▶ _Task instructions_:
Write out the whole of the material exactly.

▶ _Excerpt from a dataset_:
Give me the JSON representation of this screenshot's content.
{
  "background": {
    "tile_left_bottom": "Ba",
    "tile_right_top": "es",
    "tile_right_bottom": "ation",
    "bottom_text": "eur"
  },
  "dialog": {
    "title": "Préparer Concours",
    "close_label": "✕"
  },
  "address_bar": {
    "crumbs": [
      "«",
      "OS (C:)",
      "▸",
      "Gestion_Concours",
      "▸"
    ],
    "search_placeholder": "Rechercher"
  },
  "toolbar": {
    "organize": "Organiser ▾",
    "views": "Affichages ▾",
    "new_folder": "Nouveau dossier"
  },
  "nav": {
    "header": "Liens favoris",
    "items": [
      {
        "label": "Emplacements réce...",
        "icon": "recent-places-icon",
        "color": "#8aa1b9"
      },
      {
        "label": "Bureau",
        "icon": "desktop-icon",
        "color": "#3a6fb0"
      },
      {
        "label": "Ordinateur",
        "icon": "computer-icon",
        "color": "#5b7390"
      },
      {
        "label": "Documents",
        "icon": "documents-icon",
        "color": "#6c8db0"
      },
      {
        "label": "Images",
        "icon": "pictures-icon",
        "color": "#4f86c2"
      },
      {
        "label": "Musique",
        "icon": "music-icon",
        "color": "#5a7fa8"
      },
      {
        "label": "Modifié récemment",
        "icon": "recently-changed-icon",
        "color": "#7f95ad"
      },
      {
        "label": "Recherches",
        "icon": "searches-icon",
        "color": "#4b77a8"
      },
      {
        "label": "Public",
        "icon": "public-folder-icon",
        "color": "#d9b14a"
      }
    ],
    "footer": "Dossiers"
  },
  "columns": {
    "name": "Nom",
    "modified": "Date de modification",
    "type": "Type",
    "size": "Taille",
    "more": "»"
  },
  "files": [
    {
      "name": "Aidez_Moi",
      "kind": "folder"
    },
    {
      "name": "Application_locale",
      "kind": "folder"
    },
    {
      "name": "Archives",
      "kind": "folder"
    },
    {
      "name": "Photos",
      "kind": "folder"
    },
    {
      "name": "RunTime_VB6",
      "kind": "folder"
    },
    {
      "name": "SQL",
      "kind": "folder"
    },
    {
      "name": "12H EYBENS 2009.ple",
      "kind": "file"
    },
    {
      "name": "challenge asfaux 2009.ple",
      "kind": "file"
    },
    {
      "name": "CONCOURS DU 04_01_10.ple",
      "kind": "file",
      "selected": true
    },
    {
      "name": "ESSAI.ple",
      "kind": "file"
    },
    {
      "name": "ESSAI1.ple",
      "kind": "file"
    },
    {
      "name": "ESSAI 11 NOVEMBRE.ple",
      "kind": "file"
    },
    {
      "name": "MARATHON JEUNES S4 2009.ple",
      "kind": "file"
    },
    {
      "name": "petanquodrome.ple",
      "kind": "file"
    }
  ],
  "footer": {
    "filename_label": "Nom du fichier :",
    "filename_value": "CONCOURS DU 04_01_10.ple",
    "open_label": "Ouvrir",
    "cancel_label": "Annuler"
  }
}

▶ _Answer to this task_:
Give me the JSON representation of this screenshot's content.
{
  "background": {
    "tile_left_bottom": "Ba",
    "tile_right_top": "es",
    "tile_right_bottom": "ation",
    "bottom_text": "eur"
  },
  "dialog": {
    "title": "Préparer Concours",
    "close_label": "✕"
  },
  "address_bar": {
    "crumbs": [
      "«",
      "OS (C:)",
      "▸",
      "Gestion_Concours",
      "▸"
    ],
    "search_placeholder": "Rechercher"
  },
  "toolbar": {
    "organize": "Organiser ▾",
    "views": "Affichages ▾",
    "new_folder": "Nouveau dossier"
  },
  "nav": {
    "header": "Liens favoris",
    "items": [
      {
        "label": "Emplacements réce...",
        "icon": "recent-places-icon",
        "color": "#8aa1b9"
      },
      {
        "label": "Bureau",
        "icon": "desktop-icon",
        "color": "#3a6fb0"
      },
      {
        "label": "Ordinateur",
        "icon": "computer-icon",
        "color": "#5b7390"
      },
      {
        "label": "Documents",
        "icon": "documents-icon",
        "color": "#6c8db0"
      },
      {
        "label": "Images",
        "icon": "pictures-icon",
        "color": "#4f86c2"
      },
      {
        "label": "Musique",
        "icon": "music-icon",
        "color": "#5a7fa8"
      },
      {
        "label": "Modifié récemment",
        "icon": "recently-changed-icon",
        "color": "#7f95ad"
      },
      {
        "label": "Recherches",
        "icon": "searches-icon",
        "color": "#4b77a8"
      },
      {
        "label": "Public",
        "icon": "public-folder-icon",
        "color": "#d9b14a"
      }
    ],
    "footer": "Dossiers"
  },
  "columns": {
    "name": "Nom",
    "modified": "Date de modification",
    "type": "Type",
    "size": "Taille",
    "more": "»"
  },
  "files": [
    {
      "name": "Aidez_Moi",
      "kind": "folder"
    },
    {
      "name": "Application_locale",
      "kind": "folder"
    },
    {
      "name": "Archives",
      "kind": "folder"
    },
    {
      "name": "Photos",
      "kind": "folder"
    },
    {
      "name": "RunTime_VB6",
      "kind": "folder"
    },
    {
      "name": "SQL",
      "kind": "folder"
    },
    {
      "name": "12H EYBENS 2009.ple",
      "kind": "file"
    },
    {
      "name": "challenge asfaux 2009.ple",
      "kind": "file"
    },
    {
      "name": "CONCOURS DU 04_01_10.ple",
      "kind": "file",
      "selected": true
    },
    {
      "name": "ESSAI.ple",
      "kind": "file"
    },
    {
      "name": "ESSAI1.ple",
      "kind": "file"
    },
    {
      "name": "ESSAI 11 NOVEMBRE.ple",
      "kind": "file"
    },
    {
      "name": "MARATHON JEUNES S4 2009.ple",
      "kind": "file"
    },
    {
      "name": "petanquodrome.ple",
      "kind": "file"
    }
  ],
  "footer": {
    "filename_label": "Nom du fichier :",
    "filename_value": "CONCOURS DU 04_01_10.ple",
    "open_label": "Ouvrir",
    "cancel_label": "Annuler"
  }
}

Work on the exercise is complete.